Problem - Transcribe all the entries word for word, skipping the pictures.

Input records -
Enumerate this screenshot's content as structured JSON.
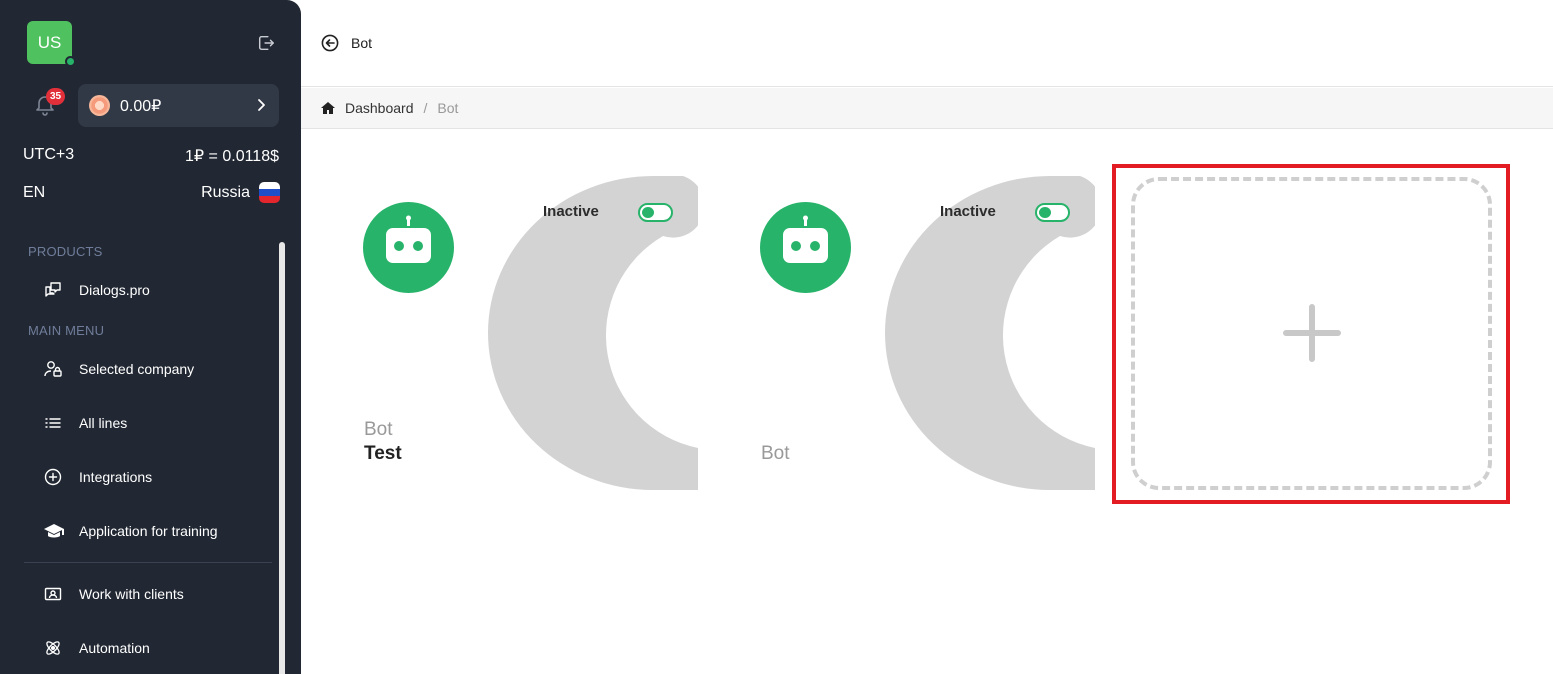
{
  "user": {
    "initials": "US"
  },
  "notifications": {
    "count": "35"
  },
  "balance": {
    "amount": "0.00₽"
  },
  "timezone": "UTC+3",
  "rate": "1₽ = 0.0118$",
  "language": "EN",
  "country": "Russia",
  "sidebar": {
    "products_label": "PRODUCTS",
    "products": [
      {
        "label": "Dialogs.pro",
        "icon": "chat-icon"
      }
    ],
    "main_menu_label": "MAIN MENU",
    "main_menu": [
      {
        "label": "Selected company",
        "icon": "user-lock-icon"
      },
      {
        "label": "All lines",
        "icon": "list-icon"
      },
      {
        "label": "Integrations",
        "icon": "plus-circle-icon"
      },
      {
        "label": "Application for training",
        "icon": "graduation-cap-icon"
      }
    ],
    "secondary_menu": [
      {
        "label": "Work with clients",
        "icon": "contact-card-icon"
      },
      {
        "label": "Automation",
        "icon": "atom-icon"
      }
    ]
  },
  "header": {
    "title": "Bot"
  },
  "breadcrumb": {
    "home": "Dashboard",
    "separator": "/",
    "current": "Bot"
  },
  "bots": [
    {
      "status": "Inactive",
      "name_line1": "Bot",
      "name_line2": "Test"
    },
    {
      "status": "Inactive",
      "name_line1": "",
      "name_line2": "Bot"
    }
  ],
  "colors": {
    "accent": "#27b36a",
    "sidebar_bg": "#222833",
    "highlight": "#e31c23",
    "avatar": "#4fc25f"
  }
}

Exercise result -
Enumerate this screenshot's content as structured JSON.
{
  "user": {
    "initials": "US"
  },
  "notifications": {
    "count": "35"
  },
  "balance": {
    "amount": "0.00₽"
  },
  "timezone": "UTC+3",
  "rate": "1₽ = 0.0118$",
  "language": "EN",
  "country": "Russia",
  "sidebar": {
    "products_label": "PRODUCTS",
    "products": [
      {
        "label": "Dialogs.pro",
        "icon": "chat-icon"
      }
    ],
    "main_menu_label": "MAIN MENU",
    "main_menu": [
      {
        "label": "Selected company",
        "icon": "user-lock-icon"
      },
      {
        "label": "All lines",
        "icon": "list-icon"
      },
      {
        "label": "Integrations",
        "icon": "plus-circle-icon"
      },
      {
        "label": "Application for training",
        "icon": "graduation-cap-icon"
      }
    ],
    "secondary_menu": [
      {
        "label": "Work with clients",
        "icon": "contact-card-icon"
      },
      {
        "label": "Automation",
        "icon": "atom-icon"
      }
    ]
  },
  "header": {
    "title": "Bot"
  },
  "breadcrumb": {
    "home": "Dashboard",
    "separator": "/",
    "current": "Bot"
  },
  "bots": [
    {
      "status": "Inactive",
      "name_line1": "Bot",
      "name_line2": "Test"
    },
    {
      "status": "Inactive",
      "name_line1": "",
      "name_line2": "Bot"
    }
  ],
  "colors": {
    "accent": "#27b36a",
    "sidebar_bg": "#222833",
    "highlight": "#e31c23",
    "avatar": "#4fc25f"
  }
}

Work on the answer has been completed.